## Task details
From the listing below, select every line where the word "ebenso" appears.

Data records
* * * * *
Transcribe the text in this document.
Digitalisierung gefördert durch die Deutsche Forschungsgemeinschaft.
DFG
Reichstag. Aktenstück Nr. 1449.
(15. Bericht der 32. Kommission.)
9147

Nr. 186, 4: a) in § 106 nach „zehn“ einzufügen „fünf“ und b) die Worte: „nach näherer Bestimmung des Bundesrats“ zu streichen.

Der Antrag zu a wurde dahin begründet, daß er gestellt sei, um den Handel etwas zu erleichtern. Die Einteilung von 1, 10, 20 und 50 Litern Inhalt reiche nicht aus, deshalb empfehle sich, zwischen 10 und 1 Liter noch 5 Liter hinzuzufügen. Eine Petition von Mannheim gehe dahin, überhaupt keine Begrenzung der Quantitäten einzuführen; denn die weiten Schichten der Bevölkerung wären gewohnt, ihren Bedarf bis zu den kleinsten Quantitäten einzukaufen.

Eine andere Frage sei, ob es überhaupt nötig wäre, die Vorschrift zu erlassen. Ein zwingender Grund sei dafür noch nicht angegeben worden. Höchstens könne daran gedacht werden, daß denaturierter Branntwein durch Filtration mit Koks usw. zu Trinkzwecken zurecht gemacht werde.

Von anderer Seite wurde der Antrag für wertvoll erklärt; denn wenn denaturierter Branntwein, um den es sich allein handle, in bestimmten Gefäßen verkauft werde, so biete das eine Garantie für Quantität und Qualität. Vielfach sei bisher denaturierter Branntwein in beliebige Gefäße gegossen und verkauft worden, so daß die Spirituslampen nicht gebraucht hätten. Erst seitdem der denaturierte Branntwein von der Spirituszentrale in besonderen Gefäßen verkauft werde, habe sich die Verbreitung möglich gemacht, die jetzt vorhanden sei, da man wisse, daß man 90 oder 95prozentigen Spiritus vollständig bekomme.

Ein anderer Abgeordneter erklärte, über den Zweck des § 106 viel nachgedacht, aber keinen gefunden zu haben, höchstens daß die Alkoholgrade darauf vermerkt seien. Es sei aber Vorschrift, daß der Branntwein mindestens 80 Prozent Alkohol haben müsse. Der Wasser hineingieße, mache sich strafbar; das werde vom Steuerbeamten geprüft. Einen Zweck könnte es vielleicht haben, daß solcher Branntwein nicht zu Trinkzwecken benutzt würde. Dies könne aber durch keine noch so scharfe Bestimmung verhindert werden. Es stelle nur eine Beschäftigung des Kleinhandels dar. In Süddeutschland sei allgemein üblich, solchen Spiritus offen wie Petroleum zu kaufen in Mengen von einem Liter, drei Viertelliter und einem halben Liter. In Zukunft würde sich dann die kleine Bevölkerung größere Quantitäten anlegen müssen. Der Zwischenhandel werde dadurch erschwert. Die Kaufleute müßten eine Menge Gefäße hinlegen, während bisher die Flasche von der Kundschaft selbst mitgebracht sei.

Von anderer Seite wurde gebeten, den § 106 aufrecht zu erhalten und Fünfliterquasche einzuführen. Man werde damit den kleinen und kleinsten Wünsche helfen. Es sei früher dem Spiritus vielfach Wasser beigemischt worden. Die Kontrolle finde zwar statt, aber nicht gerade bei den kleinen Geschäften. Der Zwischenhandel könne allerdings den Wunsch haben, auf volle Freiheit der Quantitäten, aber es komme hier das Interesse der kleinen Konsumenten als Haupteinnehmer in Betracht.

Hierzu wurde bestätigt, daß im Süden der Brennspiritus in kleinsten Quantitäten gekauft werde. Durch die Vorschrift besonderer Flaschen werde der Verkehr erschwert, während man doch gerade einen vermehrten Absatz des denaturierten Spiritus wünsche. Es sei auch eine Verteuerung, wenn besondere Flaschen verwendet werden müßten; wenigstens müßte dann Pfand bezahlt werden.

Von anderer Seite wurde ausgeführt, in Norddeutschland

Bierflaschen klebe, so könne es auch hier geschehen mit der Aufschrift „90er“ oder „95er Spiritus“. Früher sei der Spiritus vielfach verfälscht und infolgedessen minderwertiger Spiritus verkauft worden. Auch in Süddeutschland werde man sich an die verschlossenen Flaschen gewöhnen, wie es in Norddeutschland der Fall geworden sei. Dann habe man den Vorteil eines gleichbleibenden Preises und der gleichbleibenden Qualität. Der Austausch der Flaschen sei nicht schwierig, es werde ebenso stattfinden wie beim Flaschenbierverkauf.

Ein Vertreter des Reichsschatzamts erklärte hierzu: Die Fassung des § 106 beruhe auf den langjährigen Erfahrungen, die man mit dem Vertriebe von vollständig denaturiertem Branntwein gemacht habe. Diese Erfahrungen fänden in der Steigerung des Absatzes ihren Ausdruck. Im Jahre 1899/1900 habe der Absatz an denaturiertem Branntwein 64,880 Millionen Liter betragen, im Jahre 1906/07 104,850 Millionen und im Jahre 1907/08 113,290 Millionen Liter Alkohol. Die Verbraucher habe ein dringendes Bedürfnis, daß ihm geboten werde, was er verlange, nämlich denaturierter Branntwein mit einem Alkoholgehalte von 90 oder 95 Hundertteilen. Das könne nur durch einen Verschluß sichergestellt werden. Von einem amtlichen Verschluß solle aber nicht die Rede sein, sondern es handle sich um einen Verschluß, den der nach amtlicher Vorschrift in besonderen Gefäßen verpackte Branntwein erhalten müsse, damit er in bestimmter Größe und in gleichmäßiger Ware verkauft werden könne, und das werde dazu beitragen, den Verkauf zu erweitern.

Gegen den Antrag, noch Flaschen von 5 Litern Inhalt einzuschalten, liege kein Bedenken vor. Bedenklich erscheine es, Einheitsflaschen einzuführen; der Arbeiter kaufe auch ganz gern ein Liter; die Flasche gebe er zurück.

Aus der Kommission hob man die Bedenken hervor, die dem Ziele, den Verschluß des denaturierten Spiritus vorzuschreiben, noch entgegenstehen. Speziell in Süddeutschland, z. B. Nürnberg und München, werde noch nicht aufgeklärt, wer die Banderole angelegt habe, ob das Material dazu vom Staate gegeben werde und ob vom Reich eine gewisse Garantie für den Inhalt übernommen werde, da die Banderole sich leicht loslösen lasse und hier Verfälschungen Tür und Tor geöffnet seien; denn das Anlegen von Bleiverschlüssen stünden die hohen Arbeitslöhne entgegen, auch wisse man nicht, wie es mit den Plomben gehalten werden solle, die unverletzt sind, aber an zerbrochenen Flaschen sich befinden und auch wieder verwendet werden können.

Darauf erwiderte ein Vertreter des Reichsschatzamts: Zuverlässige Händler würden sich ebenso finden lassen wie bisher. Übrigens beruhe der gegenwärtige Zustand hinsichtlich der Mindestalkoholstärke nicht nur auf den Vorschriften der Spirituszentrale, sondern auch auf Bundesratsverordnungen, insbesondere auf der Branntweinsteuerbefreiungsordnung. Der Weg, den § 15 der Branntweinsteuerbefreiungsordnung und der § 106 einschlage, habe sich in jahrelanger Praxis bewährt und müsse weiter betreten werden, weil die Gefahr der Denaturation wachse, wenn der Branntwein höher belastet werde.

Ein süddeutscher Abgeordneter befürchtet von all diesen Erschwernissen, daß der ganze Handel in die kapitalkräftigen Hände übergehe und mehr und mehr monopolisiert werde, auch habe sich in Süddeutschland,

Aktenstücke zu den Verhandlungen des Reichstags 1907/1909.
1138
* * * * *
## The completed task
Bierflaschen klebe, so könne es auch hier geschehen mit der Aufschrift „90er“ oder „95er Spiritus“. Früher sei der Spiritus vielfach verfälscht und infolgedessen minderwertiger Spiritus verkauft worden. Auch in Süddeutschland werde man sich an die verschlossenen Flaschen gewöhnen, wie es in Norddeutschland der Fall geworden sei. Dann habe man den Vorteil eines gleichbleibenden Preises und der gleichbleibenden Qualität. Der Austausch der Flaschen sei nicht schwierig, es werde ebenso stattfinden wie beim Flaschenbierverkauf.
Darauf erwiderte ein Vertreter des Reichsschatzamts: Zuverlässige Händler würden sich ebenso finden lassen wie bisher. Übrigens beruhe der gegenwärtige Zustand hinsichtlich der Mindestalkoholstärke nicht nur auf den Vorschriften der Spirituszentrale, sondern auch auf Bundesratsverordnungen, insbesondere auf der Branntweinsteuerbefreiungsordnung. Der Weg, den § 15 der Branntweinsteuerbefreiungsordnung und der § 106 einschlage, habe sich in jahrelanger Praxis bewährt und müsse weiter betreten werden, weil die Gefahr der Denaturation wachse, wenn der Branntwein höher belastet werde.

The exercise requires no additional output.